That's an unintended behavior.


It may be, although I'm not sure why that should be. Consider:

public class Parent {

@Parameter("prop:defaultName")
private String name;

public String getDefaultName() {
      return "parentdefaultname";
}

}

public class Child extends Parent {

@Override
public String getDefaultName() {
      return "childdefaultname";
}

}

I would fully expect this to work; we specified the property to use that supplies the default value, and we override that in the child. I would be
annoyed if it didn't work. :)
Since the tapestry convention can be emulated as follows:

@Parameter("prop:defaultName()")

I don't see why the child overriding the parent's defaultName() method
working is "unintended".  It /should/ work. :)



3) You can provide getters and setters for the property. Promise. :) But
the
question at stake is /when/ you can access the bound value for supplying
a
default, and in that, you may be correct.

Getter & setters will completey work. To the instrumented component,
there's no difference between a getter/setter and any other
(private) method that accesses the field.




Robert

On Feb 12, 2009, at 2/122:18 PM , Yunhua Sang wrote:

Hi Robert,

2) I tried your way, it doesn't work; it doesn't work even back to
5.0.18.
3) I don't think the get/set methods would work for parameters; look
at ParameterWorker class, it's fairly complicated because of the
implementation of the binding magic.

Thanks,
Richard


On Thu, Feb 12, 2009 at 2:56 PM, Robert Zeigler <robe...@scazdl.org >
wrote:

1) Since Child extends Parent, it already has a name @Parameter.
2) If you want to provide the default in the child, you can always
provide
the "default" method:
 String defaultName() {
          return "Tom";
  }
3) Otherwise, access in the child via code is mediated through normal
java
channels: create a public (or protected) getter and setter in the
Parent
class.

Robert

On Feb 12, 2009, at 2/1212:45 PM , Yunhua Sang wrote:

Hi Howard,

Can you show me in a child component, how to access a parameter
defined in parent by using another way? I cannot find api which isn't internal about it. By the way, seems it's also diffcult to provide
default binding for a parameter within parent because function
bindParameter(String parameterName, Binding binding) is internal as
well.

Thanks,
Yunhua

On Thu, Feb 12, 2009 at 11:10 AM, Howard Lewis Ship <hls...@gmail.com >
wrote:

It looks to me like theres an ambiguity here: I don't think a child component should be allowed to declare a second parameter, "name" in
this example, that is already defined in a super-class.

On Wed, Feb 11, 2009 at 12:20 PM, Yunhua Sang <yunhua.s...@gmail.com >
wrote:

Hello Howard,

It turns out the error occurs only when the child wants to provide
its
own default binding for a parameter originally defined in parent;
example:

public class Parent {
@Parameter
private String name;
void setupRender() {
name.toUpperCase(); // NPE happens here
}
}

public class Child extends Parent{
@Parameter("prop:name")

....

Exercise requirements:
(1) Write out the stretch of the email thread from "It looks to" through "in a super-class.".
(2) In the email thread, which class does Yunhua Sang point to as fairly complicated because of the binding magic?
The lines after this are separate material and have nothing to do with the email thread.

....

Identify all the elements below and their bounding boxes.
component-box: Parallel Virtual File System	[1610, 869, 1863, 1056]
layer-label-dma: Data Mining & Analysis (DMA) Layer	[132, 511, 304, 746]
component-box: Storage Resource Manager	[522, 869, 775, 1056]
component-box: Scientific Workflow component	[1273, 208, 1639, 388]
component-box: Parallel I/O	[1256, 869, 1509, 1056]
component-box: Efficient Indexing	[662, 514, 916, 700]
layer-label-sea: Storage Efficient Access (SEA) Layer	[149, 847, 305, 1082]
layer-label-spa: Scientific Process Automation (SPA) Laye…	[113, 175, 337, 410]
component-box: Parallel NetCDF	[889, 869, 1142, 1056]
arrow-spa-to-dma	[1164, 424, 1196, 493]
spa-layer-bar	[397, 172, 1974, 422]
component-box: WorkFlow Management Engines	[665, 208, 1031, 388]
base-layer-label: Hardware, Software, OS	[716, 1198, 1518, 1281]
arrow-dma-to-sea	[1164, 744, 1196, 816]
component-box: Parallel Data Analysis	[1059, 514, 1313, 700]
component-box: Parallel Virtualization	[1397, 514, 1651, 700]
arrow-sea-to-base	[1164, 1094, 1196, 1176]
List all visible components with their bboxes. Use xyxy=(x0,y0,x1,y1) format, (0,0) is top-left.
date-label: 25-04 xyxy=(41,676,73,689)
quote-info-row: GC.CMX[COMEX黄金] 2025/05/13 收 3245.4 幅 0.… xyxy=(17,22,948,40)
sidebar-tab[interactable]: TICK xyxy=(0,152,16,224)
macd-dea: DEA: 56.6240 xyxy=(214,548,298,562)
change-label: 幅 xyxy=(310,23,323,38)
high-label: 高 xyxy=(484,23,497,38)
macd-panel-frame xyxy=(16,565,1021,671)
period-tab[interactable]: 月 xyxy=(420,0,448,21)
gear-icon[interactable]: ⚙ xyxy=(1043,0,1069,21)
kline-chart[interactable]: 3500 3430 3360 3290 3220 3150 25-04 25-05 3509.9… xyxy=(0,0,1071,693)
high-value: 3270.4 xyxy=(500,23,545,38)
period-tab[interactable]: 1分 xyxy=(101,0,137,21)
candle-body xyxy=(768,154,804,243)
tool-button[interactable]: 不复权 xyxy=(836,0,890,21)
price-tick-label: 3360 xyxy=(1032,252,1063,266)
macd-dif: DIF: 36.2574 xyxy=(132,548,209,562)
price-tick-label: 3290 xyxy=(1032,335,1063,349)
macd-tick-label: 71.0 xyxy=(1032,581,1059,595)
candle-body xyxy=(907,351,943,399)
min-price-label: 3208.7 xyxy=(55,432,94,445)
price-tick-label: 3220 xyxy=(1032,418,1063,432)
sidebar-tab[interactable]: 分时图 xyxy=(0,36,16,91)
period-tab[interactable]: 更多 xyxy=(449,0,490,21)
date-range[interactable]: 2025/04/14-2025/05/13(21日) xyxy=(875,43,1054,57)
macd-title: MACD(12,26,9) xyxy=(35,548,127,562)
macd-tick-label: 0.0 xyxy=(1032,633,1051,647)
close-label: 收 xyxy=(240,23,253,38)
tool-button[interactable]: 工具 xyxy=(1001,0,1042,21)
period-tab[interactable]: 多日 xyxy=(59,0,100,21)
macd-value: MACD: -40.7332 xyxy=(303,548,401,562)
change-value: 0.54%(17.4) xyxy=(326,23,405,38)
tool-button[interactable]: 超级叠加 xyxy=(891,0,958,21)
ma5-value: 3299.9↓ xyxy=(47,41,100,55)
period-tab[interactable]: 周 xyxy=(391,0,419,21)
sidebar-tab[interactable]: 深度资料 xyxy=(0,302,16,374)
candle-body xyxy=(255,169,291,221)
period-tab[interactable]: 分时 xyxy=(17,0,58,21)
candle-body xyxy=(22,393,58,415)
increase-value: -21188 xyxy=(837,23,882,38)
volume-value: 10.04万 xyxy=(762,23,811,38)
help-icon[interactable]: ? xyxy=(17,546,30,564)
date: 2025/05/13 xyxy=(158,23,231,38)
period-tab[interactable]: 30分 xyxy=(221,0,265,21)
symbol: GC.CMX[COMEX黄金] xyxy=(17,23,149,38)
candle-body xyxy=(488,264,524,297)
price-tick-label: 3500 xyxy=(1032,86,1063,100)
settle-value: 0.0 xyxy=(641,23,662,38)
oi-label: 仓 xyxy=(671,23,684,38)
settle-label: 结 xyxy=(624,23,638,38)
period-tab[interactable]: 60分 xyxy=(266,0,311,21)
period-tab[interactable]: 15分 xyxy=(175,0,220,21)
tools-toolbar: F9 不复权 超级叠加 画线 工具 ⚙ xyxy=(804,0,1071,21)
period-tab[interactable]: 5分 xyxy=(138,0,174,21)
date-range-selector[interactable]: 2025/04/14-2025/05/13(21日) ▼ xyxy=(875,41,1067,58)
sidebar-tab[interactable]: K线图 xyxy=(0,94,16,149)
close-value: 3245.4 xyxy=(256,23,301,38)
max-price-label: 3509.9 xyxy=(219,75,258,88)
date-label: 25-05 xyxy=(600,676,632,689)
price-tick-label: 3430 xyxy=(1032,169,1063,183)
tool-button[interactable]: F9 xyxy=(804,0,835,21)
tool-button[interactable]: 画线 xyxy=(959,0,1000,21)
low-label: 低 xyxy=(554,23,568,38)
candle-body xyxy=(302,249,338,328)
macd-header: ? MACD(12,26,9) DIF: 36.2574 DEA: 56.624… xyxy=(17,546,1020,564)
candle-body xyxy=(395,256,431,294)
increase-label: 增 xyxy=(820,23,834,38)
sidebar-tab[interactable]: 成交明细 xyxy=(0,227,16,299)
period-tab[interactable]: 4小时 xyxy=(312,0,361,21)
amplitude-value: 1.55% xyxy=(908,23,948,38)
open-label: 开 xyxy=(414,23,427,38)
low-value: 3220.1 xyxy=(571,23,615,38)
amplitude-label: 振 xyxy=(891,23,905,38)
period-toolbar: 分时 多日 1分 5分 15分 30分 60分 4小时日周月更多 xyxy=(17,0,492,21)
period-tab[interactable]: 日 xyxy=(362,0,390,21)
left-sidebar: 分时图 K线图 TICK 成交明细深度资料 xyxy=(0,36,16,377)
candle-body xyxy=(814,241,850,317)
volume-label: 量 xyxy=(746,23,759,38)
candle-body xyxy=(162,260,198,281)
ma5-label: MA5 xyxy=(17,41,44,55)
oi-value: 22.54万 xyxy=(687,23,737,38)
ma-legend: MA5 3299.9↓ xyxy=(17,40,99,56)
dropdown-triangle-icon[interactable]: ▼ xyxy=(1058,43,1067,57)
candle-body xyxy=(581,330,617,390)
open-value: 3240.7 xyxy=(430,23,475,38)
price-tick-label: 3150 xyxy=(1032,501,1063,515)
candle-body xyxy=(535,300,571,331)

....

Solutions to the exercise:
(1)
It looks to me like theres an ambiguity here: I don't think a child component should be allowed to declare a second parameter, "name" in
this example, that is already defined in a super-class.

(2) The ParameterWorker class.